[Excerpt to read]
For a Chicago-style deep dish, line a 8 or 9″ cake pan with a little cornmeal and stuff all that gorgeous dough in there. Cover it with a smattering of sauce, load it with toppings and cheese and sauce again and bake it for about 20-25 minutes.

You’ll think twice about take out, next time. See? Easy as pie! (Maybe they were talking about pizza pie the whole time.)

Food is love, y’all.

 

“Easy as pie” is not said to make you feel inferior…

Pie crust. I used to only buy them pre-made from the grocery because I was so convinced of their difficulty. It was only when I purchased the Baked book by Matt Lewis that I realized that I might be psyching myself out. My lovely mother-in-law confirmed it when she said, “You just have to do it.” True story.

I had also just obtained a food processor from a neighbor, and that sealed the deal. I am now a pie-crust making fool!

And with a few choice words of advice that echo in my head whenever I am feeling daunted by a particular technique or recipe – “Devon, cooking is mind over matter, if you don’t mind, it don’t matter.” I have a feeling my dad got that one from his mom. I love it.

So, let’s make some pie crust, shall we? Because after that, I am going to show you how to make buttermilk pie, so there’s your incentive.

Also – I am going to blow your mind a little, again: Crisco. Yup, I said the “c” word, again. I am ever so thankful to Ree Drummond, Pioneer Woman and one hell of a cook, for cluing me into that dirty little secret. Using half shortening, half butter will result in the flakiest most perfect crust ever. I took the Baked boys recipe, tweaked it ever so slightly, and viola – the fear is banished.

For a single pie crust – you will need a food processor. (I will, however, walk you through another way sans processor at the bottom – my mother swears by it and I hope she doesn’t mind me sharing it.)

You will need:

1 1/4 C all purpose flour

1 tsp sugar

1/4 tsp salt (if you are using salted butter, reduce this by half – eyeball it, it’ll be okay)

4 TBSP cold butter, cut into small-ish cubes (I rarely have unsalted laying around and haven’t had a disaster yet.)

4 TBSP cold Crisco, measured best you can with measuring spoons – no need to try cubes – way too annoying.

5 TBSP of ice cold water.

In the main bowl of the food processor – combine flour, salt and sugar.

Pulse for 20 seconds to thoroughly mix dry ingredients.

Slowly add the crisco and butter while the processor is on until the the mixture obtains the texture of a coarse meal. There will be a few pea-sized chunks of butter, but for the most part, it should be smooth and, well, coarse.

Like so:

This can also be achieved with your bare hands – you want to press the butter and flour together,  using the flour as a buffer between the butter and your fingers. Crust the chunks of butter and crisco until there are no more chunks, and then you have it above.

When you have achieved this result, pulse the meal at 39 second intervals while slowly adding the ice water. There is a magic moment when the dough goes from a powder to a ball, and it happens very quickly – STOP RIGHT THERE. You’ve just made pie crust!

Dump entire ball onto a well-floured surface, and with floured hands press into a flat disc. wrap in wax paper and put in a ziploc bag in the fridge for at least 30 minutes (You can leave it there for up to 24 hours, and freeze it for 6 months). This step is to ensure that the fats have a chance to firm up again after being worked with.

[Stored data]
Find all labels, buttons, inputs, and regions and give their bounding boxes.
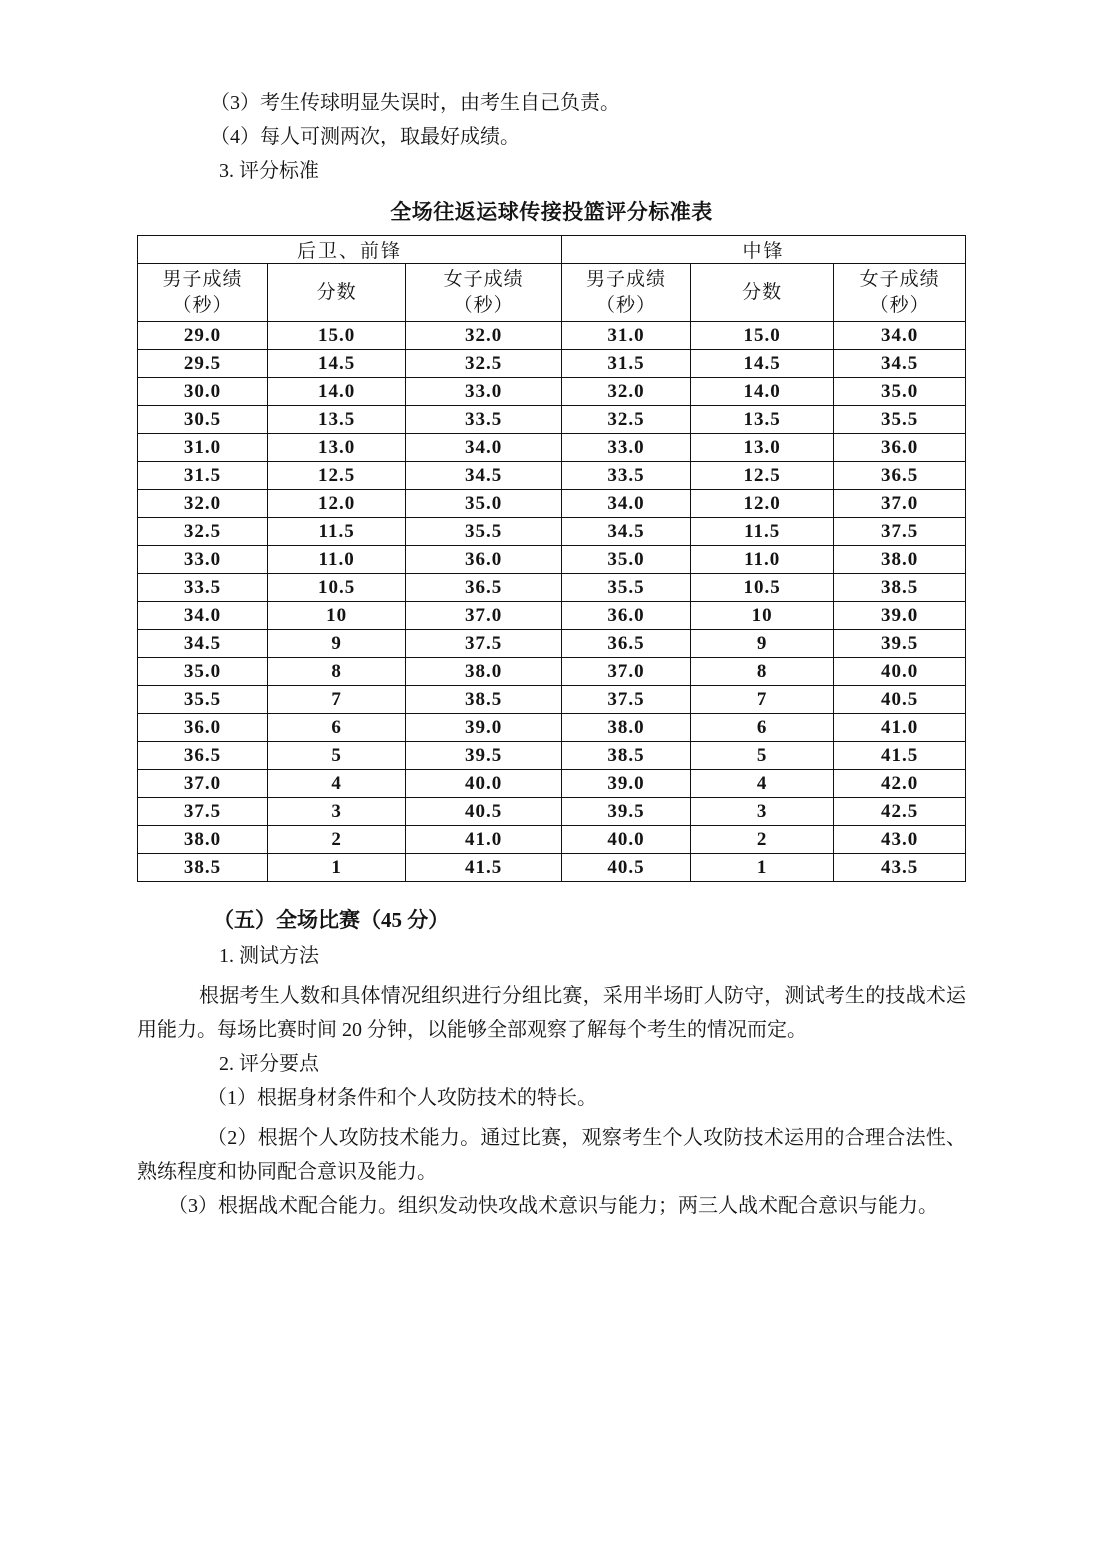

[Short problem 1] List every ingredient the pie crust excerpt gives for a single pie crust, with its stated amount.
[Short problem 2] Summarize the pie crust excerpt in two sentences.

[Complete output 1]
- 1 1/4 C all purpose flour
- 1 tsp sugar
- 1/4 tsp salt
- 4 TBSP cold butter, cut into small-ish cubes
- 4 TBSP cold Crisco
- 5 TBSP of ice cold water

[Complete output 2] Pie crust once seemed too difficult to make at home, but the Baked book and a mother-in-law's advice showed it is manageable, and using half shortening and half butter gives the flakiest crust. In a food processor, the dry ingredients are mixed, the fats are added until the mixture resembles coarse meal, and ice water is added until the dough forms a ball; the dough is then pressed into a disc, wrapped, and chilled for at least 30 minutes so the fats can firm up.